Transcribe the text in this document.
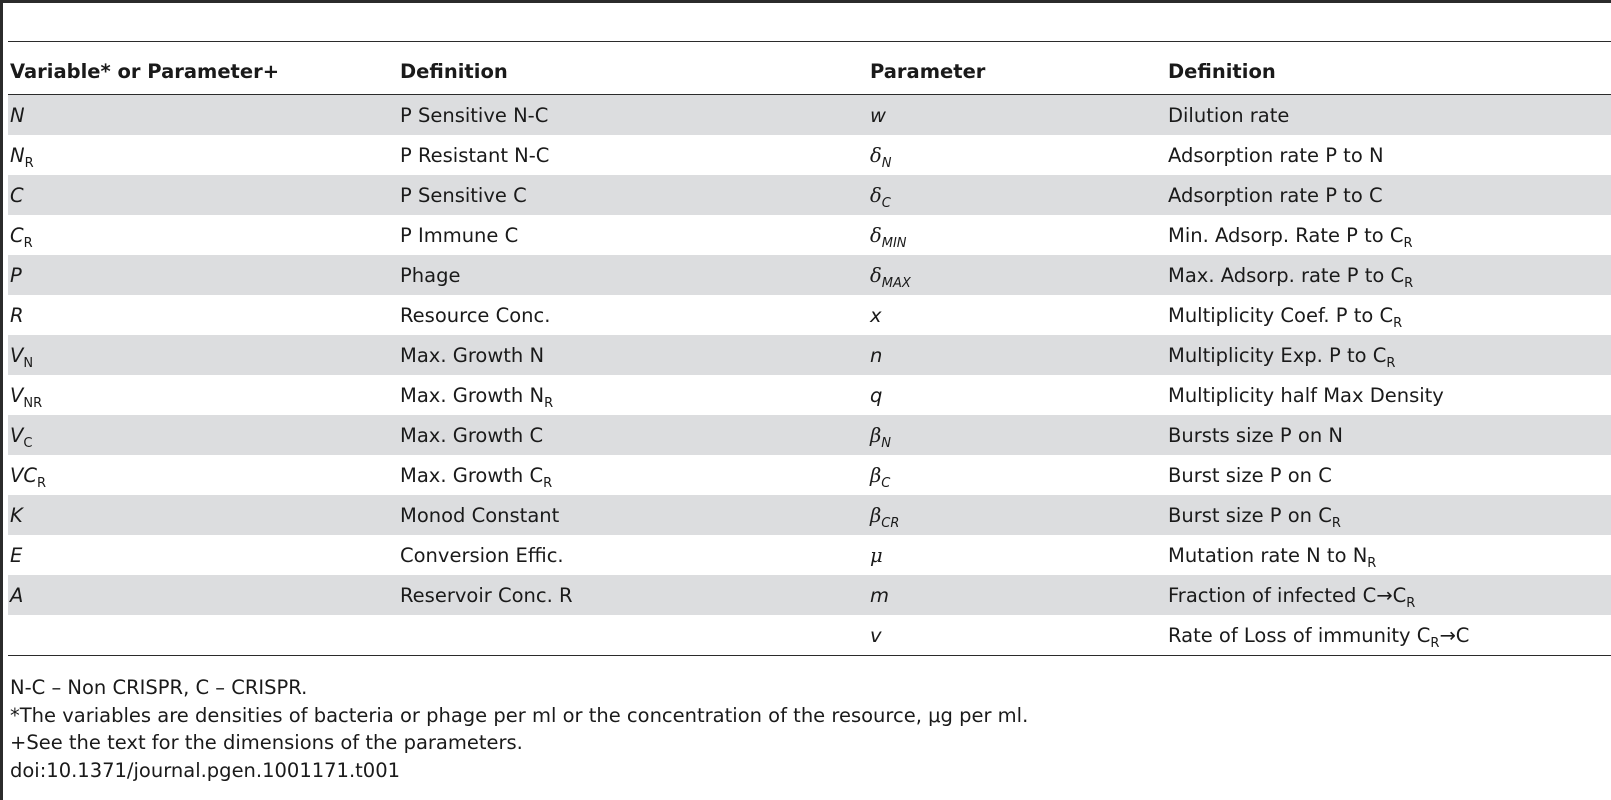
Variable* or Parameter+	Definition	Parameter	Definition
N	P Sensitive N-C	w	Dilution rate
$N_R$	P Resistant N-C	$\delta_N$	Adsorption rate P to N
C	P Sensitive C	$\delta_C$	Adsorption rate P to C
$C_R$	P Immune C	$\delta_{MIN}$	Min. Adsorp. Rate P to $C_R$
P	Phage	$\delta_{MAX}$	Max. Adsorp. rate P to $C_R$
R	Resource Conc.	x	Multiplicity Coef. P to $C_R$
$V_N$	Max. Growth N	n	Multiplicity Exp. P to $C_R$
$V_{NR}$	Max. Growth $N_R$	q	Multiplicity half Max Density
$V_C$	Max. Growth C	$\beta_N$	Bursts size P on N
$VC_R$	Max. Growth $C_R$	$\beta_C$	Burst size P on C
K	Monod Constant	$\beta_{CR}$	Burst size P on $C_R$
E	Conversion Effic.	μ	Mutation rate N to $N_R$
A	Reservoir Conc. R	m	Fraction of infected $C\to C_R$
		v	Rate of Loss of immunity $C_R\to C$
N-C – Non CRISPR, C – CRISPR.
*The variables are densities of bacteria or phage per ml or the concentration of the resource, μg per ml.
+See the text for the dimensions of the parameters.
doi:10.1371/journal.pgen.1001171.t001
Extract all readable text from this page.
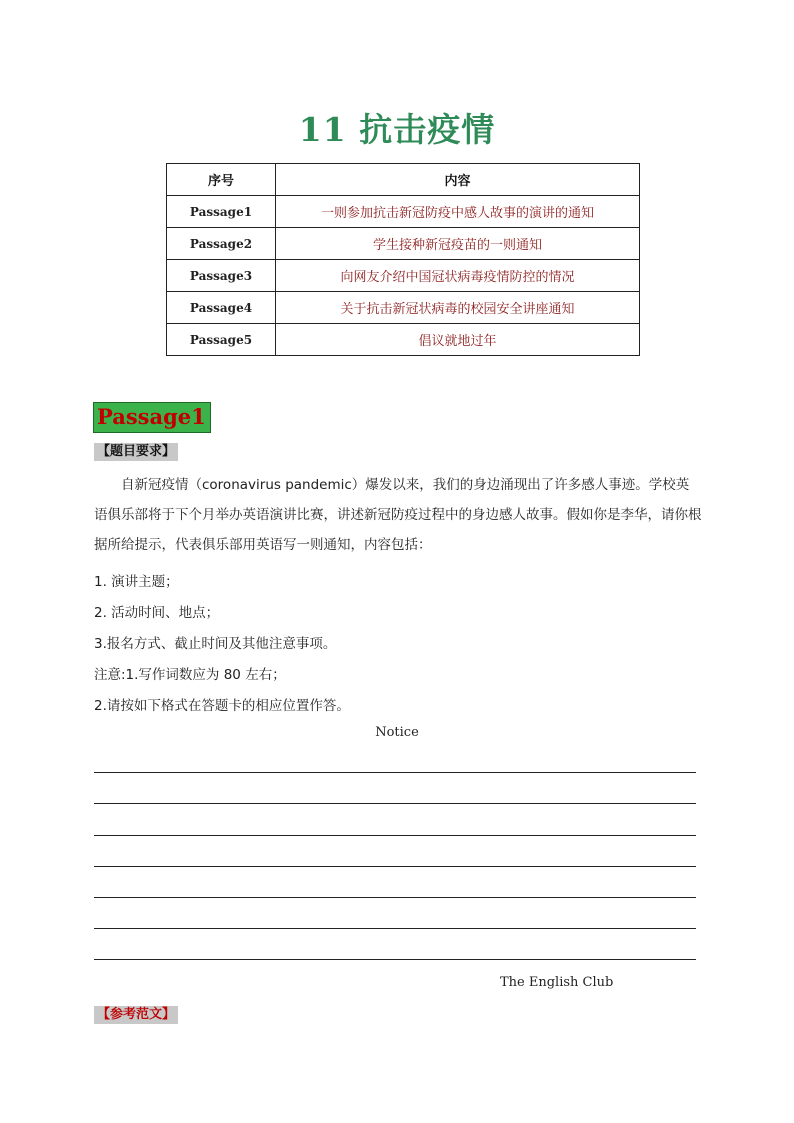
11 抗击疫情
序号	内容
Passage1	一则参加抗击新冠防疫中感人故事的演讲的通知
Passage2	学生接种新冠疫苗的一则通知
Passage3	向网友介绍中国冠状病毒疫情防控的情况
Passage4	关于抗击新冠状病毒的校园安全讲座通知
Passage5	倡议就地过年
Passage1
【题目要求】
自新冠疫情（coronavirus pandemic）爆发以来，我们的身边涌现出了许多感人事迹。学校英语俱乐部将于下个月举办英语演讲比赛，讲述新冠防疫过程中的身边感人故事。假如你是李华，请你根据所给提示，代表俱乐部用英语写一则通知，内容包括：
1. 演讲主题；
2. 活动时间、地点；
3.报名方式、截止时间及其他注意事项。
注意:1.写作词数应为 80 左右；
2.请按如下格式在答题卡的相应位置作答。
Notice
The English Club
【参考范文】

________

Exercise directions.
An exact copy of all the entries is required, and it must contain no pictures.

Response for this exercise.
Transcribe the text in this document.
Variable* or Parameter+	Definition	Parameter	Definition
N	P Sensitive N-C	w	Dilution rate
$N_R$	P Resistant N-C	$\delta_N$	Adsorption rate P to N
C	P Sensitive C	$\delta_C$	Adsorption rate P to C
$C_R$	P Immune C	$\delta_{MIN}$	Min. Adsorp. Rate P to $C_R$
P	Phage	$\delta_{MAX}$	Max. Adsorp. rate P to $C_R$
R	Resource Conc.	x	Multiplicity Coef. P to $C_R$
$V_N$	Max. Growth N	n	Multiplicity Exp. P to $C_R$
$V_{NR}$	Max. Growth $N_R$	q	Multiplicity half Max Density
$V_C$	Max. Growth C	$\beta_N$	Bursts size P on N
$VC_R$	Max. Growth $C_R$	$\beta_C$	Burst size P on C
K	Monod Constant	$\beta_{CR}$	Burst size P on $C_R$
E	Conversion Effic.	μ	Mutation rate N to $N_R$
A	Reservoir Conc. R	m	Fraction of infected $C\to C_R$
		v	Rate of Loss of immunity $C_R\to C$
N-C – Non CRISPR, C – CRISPR.
*The variables are densities of bacteria or phage per ml or the concentration of the resource, μg per ml.
+See the text for the dimensions of the parameters.
doi:10.1371/journal.pgen.1001171.t001
Extract all readable text from this page.
11 抗击疫情
序号	内容
Passage1	一则参加抗击新冠防疫中感人故事的演讲的通知
Passage2	学生接种新冠疫苗的一则通知
Passage3	向网友介绍中国冠状病毒疫情防控的情况
Passage4	关于抗击新冠状病毒的校园安全讲座通知
Passage5	倡议就地过年
Passage1
【题目要求】
自新冠疫情（coronavirus pandemic）爆发以来，我们的身边涌现出了许多感人事迹。学校英语俱乐部将于下个月举办英语演讲比赛，讲述新冠防疫过程中的身边感人故事。假如你是李华，请你根据所给提示，代表俱乐部用英语写一则通知，内容包括：
1. 演讲主题；
2. 活动时间、地点；
3.报名方式、截止时间及其他注意事项。
注意:1.写作词数应为 80 左右；
2.请按如下格式在答题卡的相应位置作答。
Notice
The English Club
【参考范文】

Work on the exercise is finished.